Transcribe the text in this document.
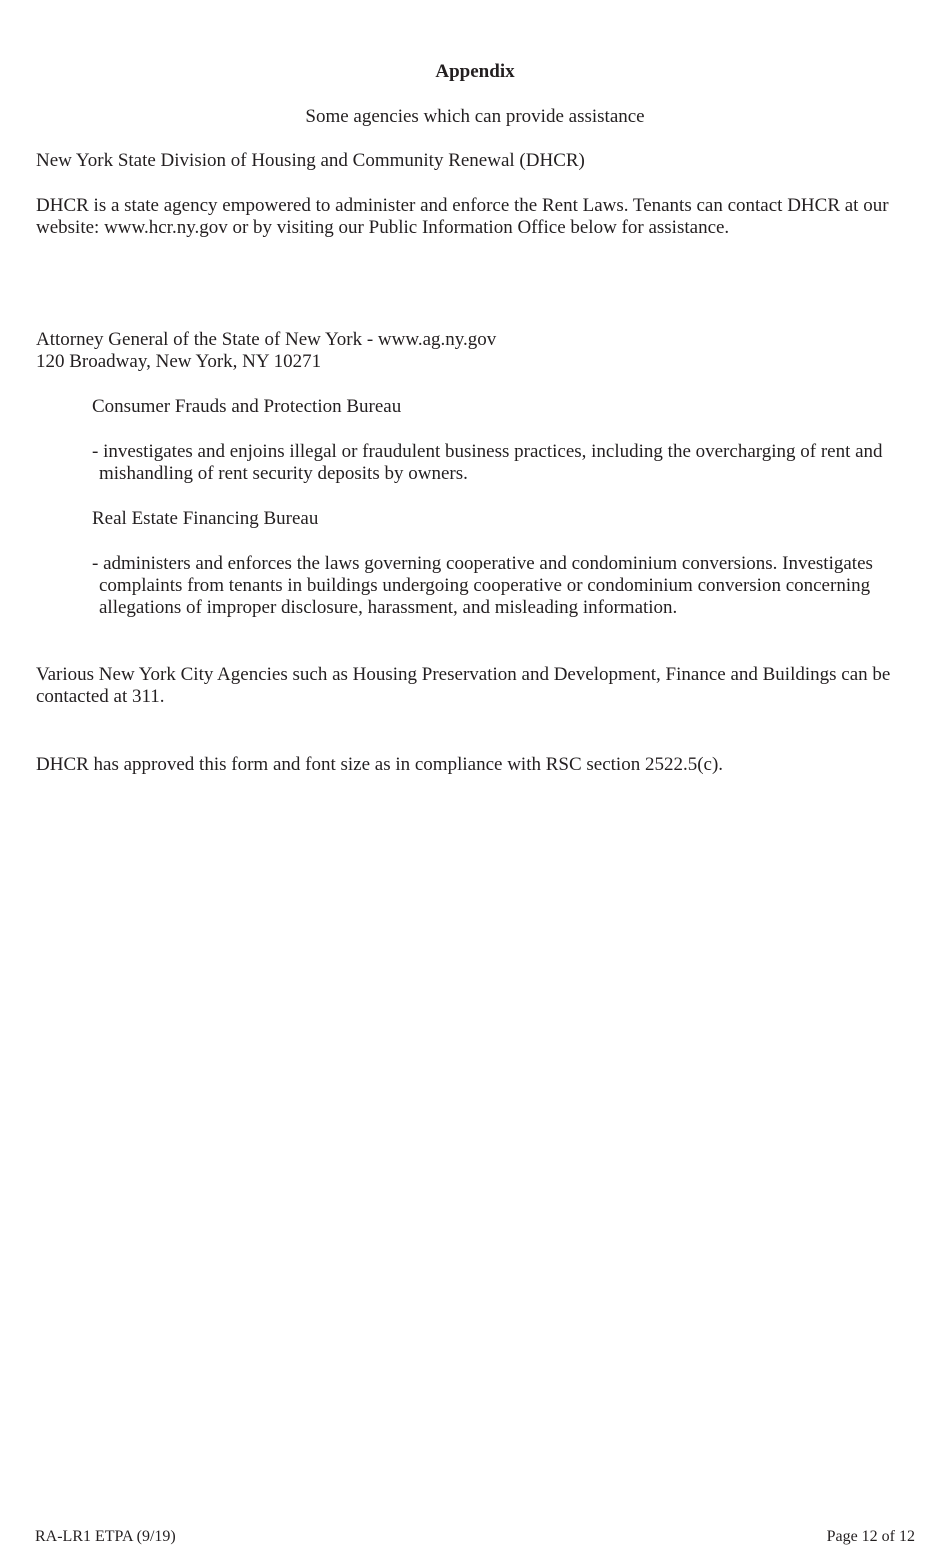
Appendix
Some agencies which can provide assistance
New York State Division of Housing and Community Renewal (DHCR)
DHCR is a state agency empowered to administer and enforce the Rent Laws. Tenants can contact DHCR at our
website: www.hcr.ny.gov or by visiting our Public Information Office below for assistance.
Attorney General of the State of New York - www.ag.ny.gov
120 Broadway, New York, NY 10271
Consumer Frauds and Protection Bureau
- investigates and enjoins illegal or fraudulent business practices, including the overcharging of rent and
mishandling of rent security deposits by owners.
Real Estate Financing Bureau
- administers and enforces the laws governing cooperative and condominium conversions. Investigates
complaints from tenants in buildings undergoing cooperative or condominium conversion concerning
allegations of improper disclosure, harassment, and misleading information.
Various New York City Agencies such as Housing Preservation and Development, Finance and Buildings can be
contacted at 311.
DHCR has approved this form and font size as in compliance with RSC section 2522.5(c).
RA-LR1 ETPA (9/19)	Page 12 of 12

● ● ● ● ●

TASK TO CARRY OUT
The pictures should not be reproduced; quote all of the other material exactly.

REPLY
Transcribe the text in this document.
Appendix
Some agencies which can provide assistance
New York State Division of Housing and Community Renewal (DHCR)
DHCR is a state agency empowered to administer and enforce the Rent Laws. Tenants can contact DHCR at our
website: www.hcr.ny.gov or by visiting our Public Information Office below for assistance.
Attorney General of the State of New York - www.ag.ny.gov
120 Broadway, New York, NY 10271
Consumer Frauds and Protection Bureau
- investigates and enjoins illegal or fraudulent business practices, including the overcharging of rent and
mishandling of rent security deposits by owners.
Real Estate Financing Bureau
- administers and enforces the laws governing cooperative and condominium conversions. Investigates
complaints from tenants in buildings undergoing cooperative or condominium conversion concerning
allegations of improper disclosure, harassment, and misleading information.
Various New York City Agencies such as Housing Preservation and Development, Finance and Buildings can be
contacted at 311.
DHCR has approved this form and font size as in compliance with RSC section 2522.5(c).
RA-LR1 ETPA (9/19)	Page 12 of 12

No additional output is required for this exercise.